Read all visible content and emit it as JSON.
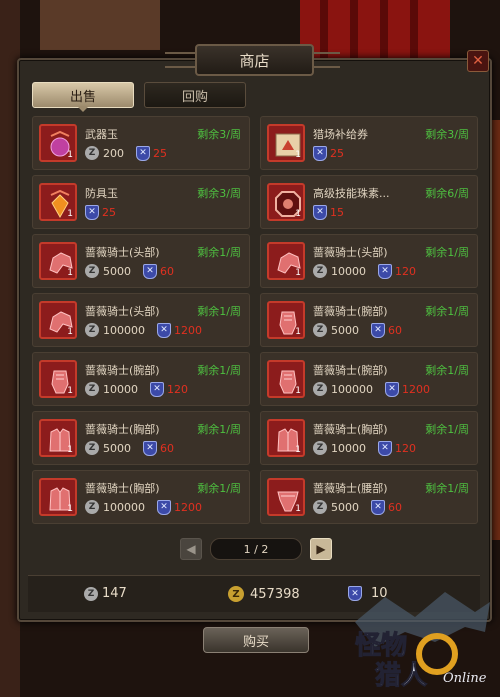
{
  "window": {
    "title": "商店",
    "close_icon": "close-x-icon"
  },
  "tabs": [
    {
      "label": "出售",
      "active": true
    },
    {
      "label": "回购",
      "active": false
    }
  ],
  "items": [
    {
      "name": "武器玉",
      "icon": "orb-icon",
      "qty": "1",
      "remain": "剩余3/周",
      "zeny": "200",
      "medal": "25"
    },
    {
      "name": "猎场补给券",
      "icon": "ticket-icon",
      "qty": "1",
      "remain": "剩余3/周",
      "zeny": "",
      "medal": "25"
    },
    {
      "name": "防具玉",
      "icon": "gem-icon",
      "qty": "1",
      "remain": "剩余3/周",
      "zeny": "",
      "medal": "25"
    },
    {
      "name": "高级技能珠素...",
      "icon": "octagon-jewel-icon",
      "qty": "1",
      "remain": "剩余6/周",
      "zeny": "",
      "medal": "15"
    },
    {
      "name": "蔷薇骑士(头部)",
      "icon": "helmet-icon",
      "qty": "1",
      "remain": "剩余1/周",
      "zeny": "5000",
      "medal": "60"
    },
    {
      "name": "蔷薇骑士(头部)",
      "icon": "helmet-icon",
      "qty": "1",
      "remain": "剩余1/周",
      "zeny": "10000",
      "medal": "120"
    },
    {
      "name": "蔷薇骑士(头部)",
      "icon": "helmet-icon",
      "qty": "1",
      "remain": "剩余1/周",
      "zeny": "100000",
      "medal": "1200"
    },
    {
      "name": "蔷薇骑士(腕部)",
      "icon": "gauntlet-icon",
      "qty": "1",
      "remain": "剩余1/周",
      "zeny": "5000",
      "medal": "60"
    },
    {
      "name": "蔷薇骑士(腕部)",
      "icon": "gauntlet-icon",
      "qty": "1",
      "remain": "剩余1/周",
      "zeny": "10000",
      "medal": "120"
    },
    {
      "name": "蔷薇骑士(腕部)",
      "icon": "gauntlet-icon",
      "qty": "1",
      "remain": "剩余1/周",
      "zeny": "100000",
      "medal": "1200"
    },
    {
      "name": "蔷薇骑士(胸部)",
      "icon": "chest-armor-icon",
      "qty": "1",
      "remain": "剩余1/周",
      "zeny": "5000",
      "medal": "60"
    },
    {
      "name": "蔷薇骑士(胸部)",
      "icon": "chest-armor-icon",
      "qty": "1",
      "remain": "剩余1/周",
      "zeny": "10000",
      "medal": "120"
    },
    {
      "name": "蔷薇骑士(胸部)",
      "icon": "chest-armor-icon",
      "qty": "1",
      "remain": "剩余1/周",
      "zeny": "100000",
      "medal": "1200"
    },
    {
      "name": "蔷薇骑士(腰部)",
      "icon": "waist-armor-icon",
      "qty": "1",
      "remain": "剩余1/周",
      "zeny": "5000",
      "medal": "60"
    }
  ],
  "pagination": {
    "label": "1 / 2"
  },
  "wallet": {
    "zeny_silver": "147",
    "zeny_gold": "457398",
    "medals": "10"
  },
  "buy_button": "购买",
  "logo": {
    "text": "怪物猎人",
    "sub": "Online"
  },
  "currency_glyph": "Z",
  "colors": {
    "accent_green": "#4ec040",
    "price_red": "#e03020",
    "item_red": "#8c1c1c"
  }
}
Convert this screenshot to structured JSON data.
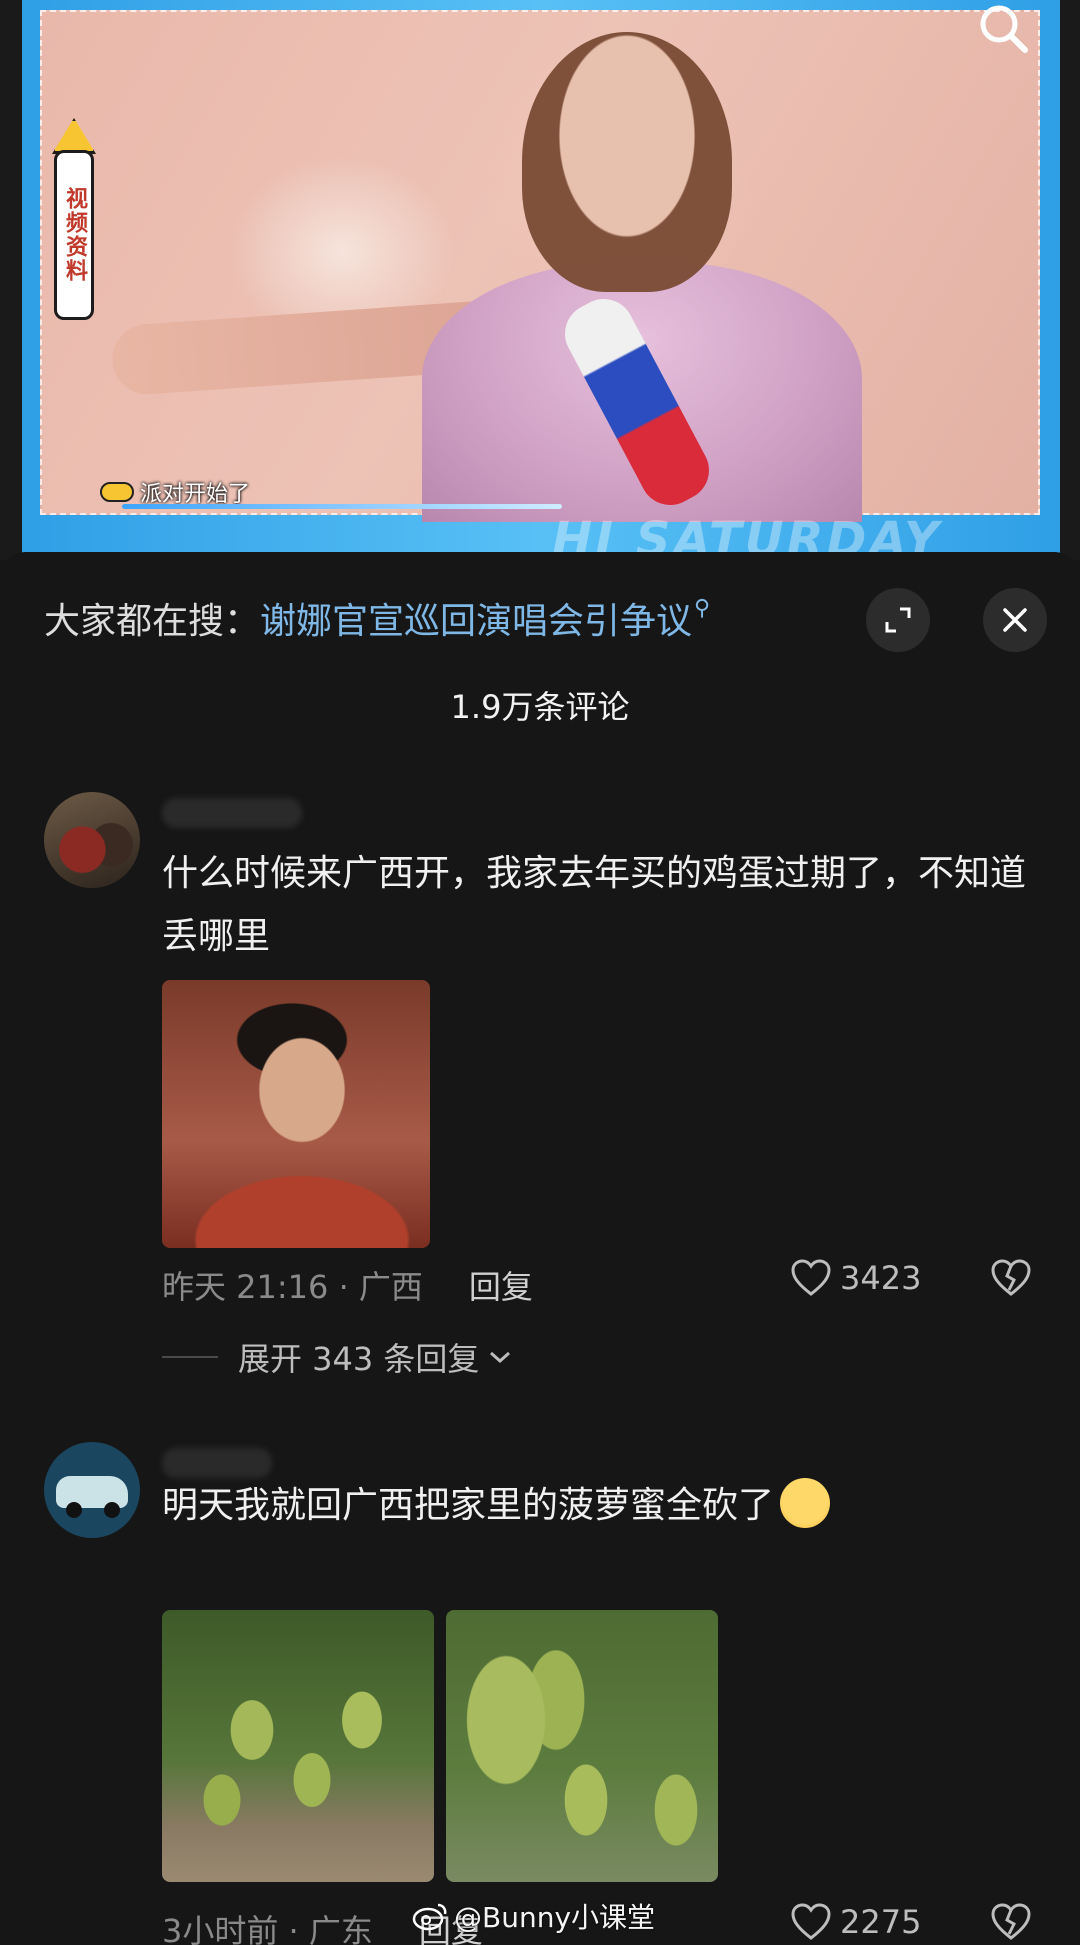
{
  "video": {
    "side_tag": "视频资料",
    "caption": "派对开始了",
    "watermark": "HI SATURDAY"
  },
  "panel": {
    "hot_search_prefix": "大家都在搜：",
    "hot_search_link": "谢娜官宣巡回演唱会引争议",
    "comment_count": "1.9万条评论"
  },
  "comments": [
    {
      "text": "什么时候来广西开，我家去年买的鸡蛋过期了，不知道丢哪里",
      "time_location": "昨天 21:16 · 广西",
      "reply_label": "回复",
      "likes": "3423",
      "expand_label": "展开 343 条回复"
    },
    {
      "text": "明天我就回广西把家里的菠萝蜜全砍了",
      "time_location": "3小时前 · 广东",
      "reply_label": "回复",
      "likes": "2275"
    }
  ],
  "watermark": "@Bunny小课堂"
}
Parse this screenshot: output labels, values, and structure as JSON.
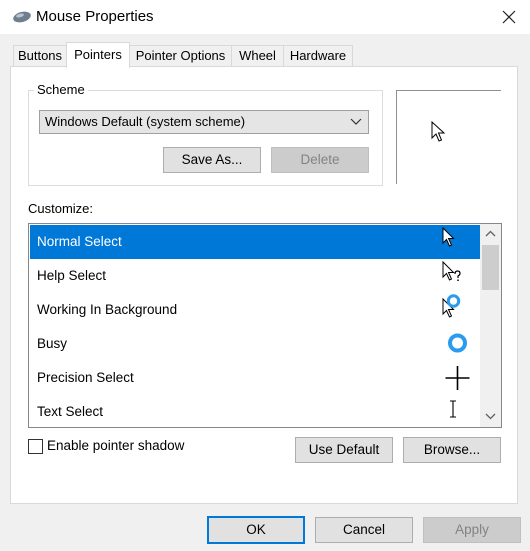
{
  "window": {
    "title": "Mouse Properties",
    "close_icon": "close-icon",
    "app_icon": "mouse-icon"
  },
  "tabs": [
    {
      "label": "Buttons"
    },
    {
      "label": "Pointers",
      "active": true
    },
    {
      "label": "Pointer Options"
    },
    {
      "label": "Wheel"
    },
    {
      "label": "Hardware"
    }
  ],
  "scheme": {
    "group_label": "Scheme",
    "selected": "Windows Default (system scheme)",
    "save_as_label": "Save As...",
    "delete_label": "Delete"
  },
  "customize": {
    "label": "Customize:",
    "items": [
      {
        "label": "Normal Select",
        "icon": "arrow-cursor-icon",
        "selected": true
      },
      {
        "label": "Help Select",
        "icon": "help-cursor-icon"
      },
      {
        "label": "Working In Background",
        "icon": "working-cursor-icon"
      },
      {
        "label": "Busy",
        "icon": "busy-cursor-icon"
      },
      {
        "label": "Precision Select",
        "icon": "crosshair-cursor-icon"
      },
      {
        "label": "Text Select",
        "icon": "ibeam-cursor-icon"
      }
    ]
  },
  "options": {
    "pointer_shadow_label": "Enable pointer shadow",
    "pointer_shadow_checked": false,
    "use_default_label": "Use Default",
    "browse_label": "Browse..."
  },
  "footer": {
    "ok_label": "OK",
    "cancel_label": "Cancel",
    "apply_label": "Apply"
  },
  "colors": {
    "selection": "#0078d7",
    "accent_ring": "#2b9bf0"
  }
}
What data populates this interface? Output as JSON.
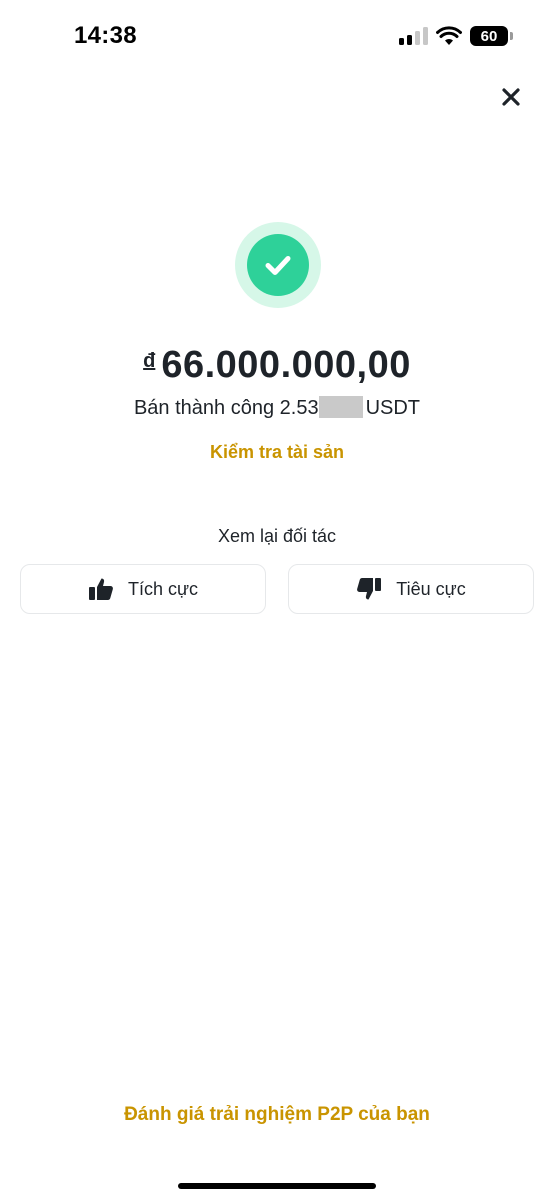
{
  "status_bar": {
    "time": "14:38",
    "battery": "60"
  },
  "icons": {
    "close": "close-icon",
    "success": "check-circle-icon",
    "thumbs_up": "thumbs-up-icon",
    "thumbs_down": "thumbs-down-icon"
  },
  "result": {
    "currency_symbol": "đ",
    "amount": "66.000.000,00",
    "sold_prefix": "Bán thành công 2.53",
    "sold_suffix": "USDT",
    "check_assets_label": "Kiểm tra tài sản"
  },
  "review": {
    "title": "Xem lại đối tác",
    "positive_label": "Tích cực",
    "negative_label": "Tiêu cực"
  },
  "footer": {
    "rate_experience_label": "Đánh giá trải nghiệm P2P của bạn"
  },
  "colors": {
    "accent": "#c99400",
    "success": "#2ed199",
    "success_halo": "#d6f7e8",
    "text": "#1e2329"
  }
}
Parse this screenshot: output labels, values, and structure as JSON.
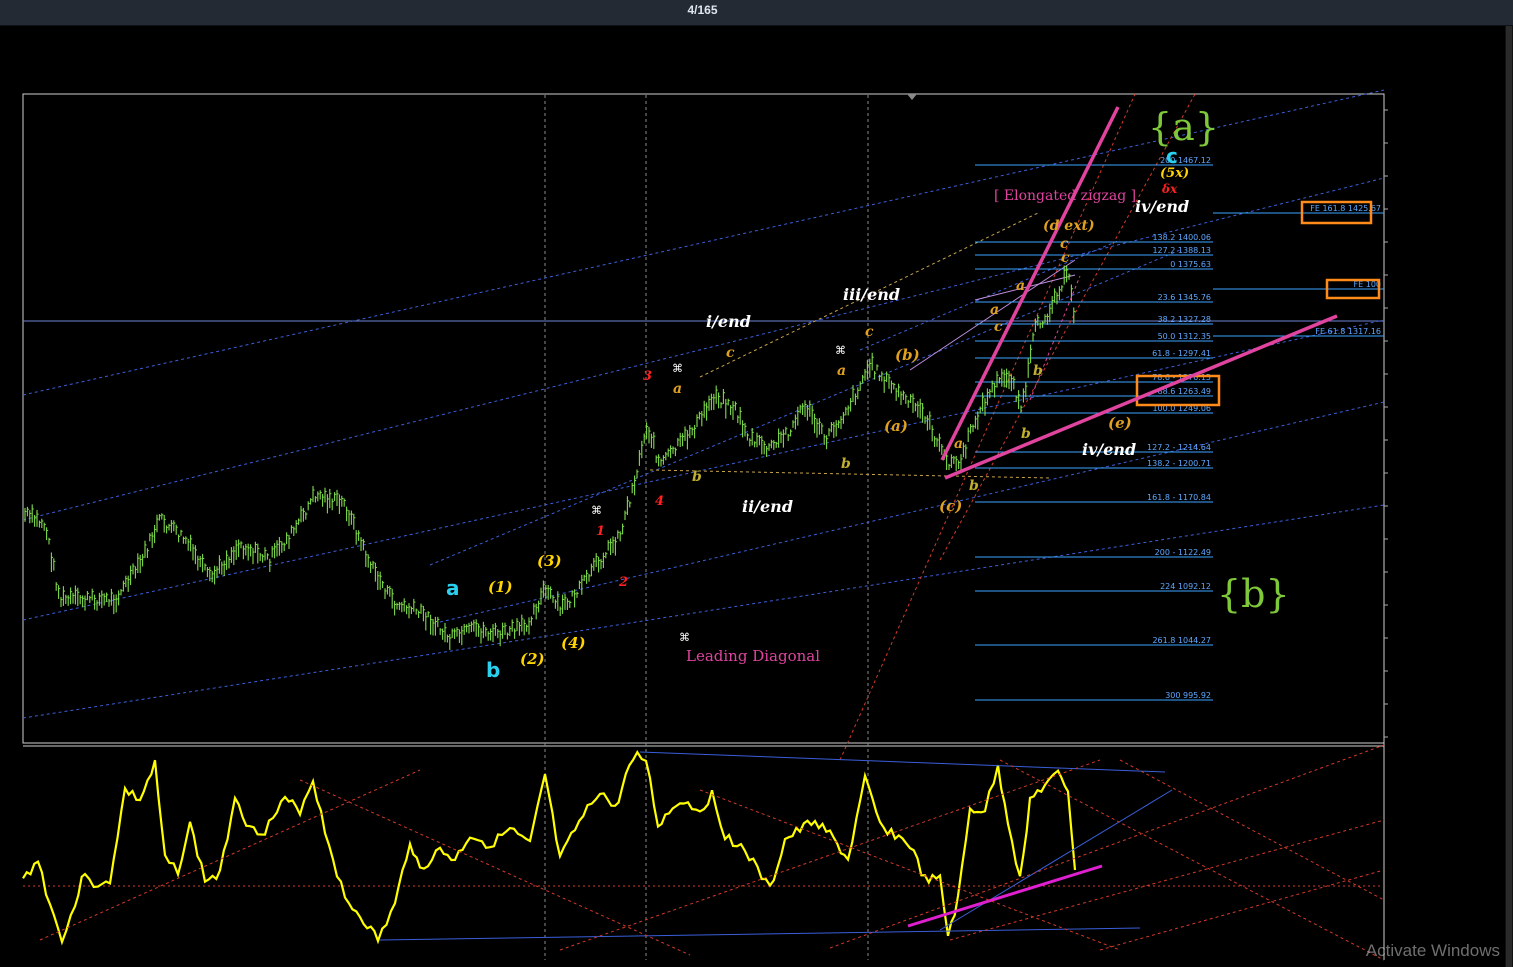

§ What you will do:
Transcribe all entries above exactly. Drop the pictures.

§ The result:
Read all visible content and emit it as JSON.
{
  "window": {
    "title": "商店",
    "close_icon": "close-x-icon"
  },
  "tabs": [
    {
      "label": "出售",
      "active": true
    },
    {
      "label": "回购",
      "active": false
    }
  ],
  "items": [
    {
      "name": "武器玉",
      "icon": "orb-icon",
      "qty": "1",
      "remain": "剩余3/周",
      "zeny": "200",
      "medal": "25"
    },
    {
      "name": "猎场补给券",
      "icon": "ticket-icon",
      "qty": "1",
      "remain": "剩余3/周",
      "zeny": "",
      "medal": "25"
    },
    {
      "name": "防具玉",
      "icon": "gem-icon",
      "qty": "1",
      "remain": "剩余3/周",
      "zeny": "",
      "medal": "25"
    },
    {
      "name": "高级技能珠素...",
      "icon": "octagon-jewel-icon",
      "qty": "1",
      "remain": "剩余6/周",
      "zeny": "",
      "medal": "15"
    },
    {
      "name": "蔷薇骑士(头部)",
      "icon": "helmet-icon",
      "qty": "1",
      "remain": "剩余1/周",
      "zeny": "5000",
      "medal": "60"
    },
    {
      "name": "蔷薇骑士(头部)",
      "icon": "helmet-icon",
      "qty": "1",
      "remain": "剩余1/周",
      "zeny": "10000",
      "medal": "120"
    },
    {
      "name": "蔷薇骑士(头部)",
      "icon": "helmet-icon",
      "qty": "1",
      "remain": "剩余1/周",
      "zeny": "100000",
      "medal": "1200"
    },
    {
      "name": "蔷薇骑士(腕部)",
      "icon": "gauntlet-icon",
      "qty": "1",
      "remain": "剩余1/周",
      "zeny": "5000",
      "medal": "60"
    },
    {
      "name": "蔷薇骑士(腕部)",
      "icon": "gauntlet-icon",
      "qty": "1",
      "remain": "剩余1/周",
      "zeny": "10000",
      "medal": "120"
    },
    {
      "name": "蔷薇骑士(腕部)",
      "icon": "gauntlet-icon",
      "qty": "1",
      "remain": "剩余1/周",
      "zeny": "100000",
      "medal": "1200"
    },
    {
      "name": "蔷薇骑士(胸部)",
      "icon": "chest-armor-icon",
      "qty": "1",
      "remain": "剩余1/周",
      "zeny": "5000",
      "medal": "60"
    },
    {
      "name": "蔷薇骑士(胸部)",
      "icon": "chest-armor-icon",
      "qty": "1",
      "remain": "剩余1/周",
      "zeny": "10000",
      "medal": "120"
    },
    {
      "name": "蔷薇骑士(胸部)",
      "icon": "chest-armor-icon",
      "qty": "1",
      "remain": "剩余1/周",
      "zeny": "100000",
      "medal": "1200"
    },
    {
      "name": "蔷薇骑士(腰部)",
      "icon": "waist-armor-icon",
      "qty": "1",
      "remain": "剩余1/周",
      "zeny": "5000",
      "medal": "60"
    }
  ],
  "pagination": {
    "label": "1 / 2"
  },
  "wallet": {
    "zeny_silver": "147",
    "zeny_gold": "457398",
    "medals": "10"
  },
  "buy_button": "购买",
  "logo": {
    "text": "怪物猎人",
    "sub": "Online"
  },
  "currency_glyph": "Z",
  "colors": {
    "accent_green": "#4ec040",
    "price_red": "#e03020",
    "item_red": "#8c1c1c"
  }
}
Convert this screenshot to structured JSON data.
{
  "video": {
    "side_tag": "视频资料",
    "caption": "派对开始了",
    "watermark": "HI SATURDAY"
  },
  "panel": {
    "hot_search_prefix": "大家都在搜：",
    "hot_search_link": "谢娜官宣巡回演唱会引争议",
    "comment_count": "1.9万条评论"
  },
  "comments": [
    {
      "text": "什么时候来广西开，我家去年买的鸡蛋过期了，不知道丢哪里",
      "time_location": "昨天 21:16 · 广西",
      "reply_label": "回复",
      "likes": "3423",
      "expand_label": "展开 343 条回复"
    },
    {
      "text": "明天我就回广西把家里的菠萝蜜全砍了",
      "time_location": "3小时前 · 广东",
      "reply_label": "回复",
      "likes": "2275"
    }
  ],
  "watermark": "@Bunny小课堂"
}
Parse this screenshot: output labels, values, and structure as JSON.
{
  "window": {
    "title": "Mouse Properties",
    "close_icon": "close-icon",
    "app_icon": "mouse-icon"
  },
  "tabs": [
    {
      "label": "Buttons"
    },
    {
      "label": "Pointers",
      "active": true
    },
    {
      "label": "Pointer Options"
    },
    {
      "label": "Wheel"
    },
    {
      "label": "Hardware"
    }
  ],
  "scheme": {
    "group_label": "Scheme",
    "selected": "Windows Default (system scheme)",
    "save_as_label": "Save As...",
    "delete_label": "Delete"
  },
  "customize": {
    "label": "Customize:",
    "items": [
      {
        "label": "Normal Select",
        "icon": "arrow-cursor-icon",
        "selected": true
      },
      {
        "label": "Help Select",
        "icon": "help-cursor-icon"
      },
      {
        "label": "Working In Background",
        "icon": "working-cursor-icon"
      },
      {
        "label": "Busy",
        "icon": "busy-cursor-icon"
      },
      {
        "label": "Precision Select",
        "icon": "crosshair-cursor-icon"
      },
      {
        "label": "Text Select",
        "icon": "ibeam-cursor-icon"
      }
    ]
  },
  "options": {
    "pointer_shadow_label": "Enable pointer shadow",
    "pointer_shadow_checked": false,
    "use_default_label": "Use Default",
    "browse_label": "Browse..."
  },
  "footer": {
    "ok_label": "OK",
    "cancel_label": "Cancel",
    "apply_label": "Apply"
  },
  "colors": {
    "selection": "#0078d7",
    "accent_ring": "#2b9bf0"
  }
}
What data populates this interface? Output as JSON.
{
  "status_bar": {
    "time": "14:38",
    "battery": "60"
  },
  "icons": {
    "close": "close-icon",
    "success": "check-circle-icon",
    "thumbs_up": "thumbs-up-icon",
    "thumbs_down": "thumbs-down-icon"
  },
  "result": {
    "currency_symbol": "đ",
    "amount": "66.000.000,00",
    "sold_prefix": "Bán thành công 2.53",
    "sold_suffix": "USDT",
    "check_assets_label": "Kiểm tra tài sản"
  },
  "review": {
    "title": "Xem lại đối tác",
    "positive_label": "Tích cực",
    "negative_label": "Tiêu cực"
  },
  "footer": {
    "rate_experience_label": "Đánh giá trải nghiệm P2P của bạn"
  },
  "colors": {
    "accent": "#c99400",
    "success": "#2ed199",
    "success_halo": "#d6f7e8",
    "text": "#1e2329"
  }
}
Parse this screenshot: output labels, values, and structure as JSON.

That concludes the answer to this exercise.